→ **PROMPT**:
Please print every record below exactly as it appears.
** start DATA SUPPLIED **
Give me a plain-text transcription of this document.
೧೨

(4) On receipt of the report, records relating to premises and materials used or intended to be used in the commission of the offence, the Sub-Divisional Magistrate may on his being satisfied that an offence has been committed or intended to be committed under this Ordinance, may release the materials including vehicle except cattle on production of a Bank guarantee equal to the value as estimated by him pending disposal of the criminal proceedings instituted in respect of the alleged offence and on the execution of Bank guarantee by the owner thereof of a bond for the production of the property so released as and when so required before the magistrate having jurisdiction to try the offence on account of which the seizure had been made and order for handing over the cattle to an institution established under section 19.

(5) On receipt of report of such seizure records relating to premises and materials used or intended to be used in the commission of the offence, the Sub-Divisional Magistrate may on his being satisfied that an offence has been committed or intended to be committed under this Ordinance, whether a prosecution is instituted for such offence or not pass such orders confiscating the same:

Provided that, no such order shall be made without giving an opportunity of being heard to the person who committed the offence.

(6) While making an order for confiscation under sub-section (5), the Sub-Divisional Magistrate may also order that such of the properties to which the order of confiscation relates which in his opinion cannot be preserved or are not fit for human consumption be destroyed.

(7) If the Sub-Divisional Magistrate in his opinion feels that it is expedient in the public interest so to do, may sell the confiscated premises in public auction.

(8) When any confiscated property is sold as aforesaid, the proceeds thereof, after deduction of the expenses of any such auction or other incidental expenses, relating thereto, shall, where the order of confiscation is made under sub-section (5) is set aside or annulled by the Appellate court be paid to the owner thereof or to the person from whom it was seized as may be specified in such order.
** end DATA SUPPLIED **
→ **ANSWER**:
Give me a plain-text transcription of this document.
೧೨

(4) On receipt of the report, records relating to premises and materials used or intended to be used in the commission of the offence, the Sub-Divisional Magistrate may on his being satisfied that an offence has been committed or intended to be committed under this Ordinance, may release the materials including vehicle except cattle on production of a Bank guarantee equal to the value as estimated by him pending disposal of the criminal proceedings instituted in respect of the alleged offence and on the execution of Bank guarantee by the owner thereof of a bond for the production of the property so released as and when so required before the magistrate having jurisdiction to try the offence on account of which the seizure had been made and order for handing over the cattle to an institution established under section 19.

(5) On receipt of report of such seizure records relating to premises and materials used or intended to be used in the commission of the offence, the Sub-Divisional Magistrate may on his being satisfied that an offence has been committed or intended to be committed under this Ordinance, whether a prosecution is instituted for such offence or not pass such orders confiscating the same:

Provided that, no such order shall be made without giving an opportunity of being heard to the person who committed the offence.

(6) While making an order for confiscation under sub-section (5), the Sub-Divisional Magistrate may also order that such of the properties to which the order of confiscation relates which in his opinion cannot be preserved or are not fit for human consumption be destroyed.

(7) If the Sub-Divisional Magistrate in his opinion feels that it is expedient in the public interest so to do, may sell the confiscated premises in public auction.

(8) When any confiscated property is sold as aforesaid, the proceeds thereof, after deduction of the expenses of any such auction or other incidental expenses, relating thereto, shall, where the order of confiscation is made under sub-section (5) is set aside or annulled by the Appellate court be paid to the owner thereof or to the person from whom it was seized as may be specified in such order.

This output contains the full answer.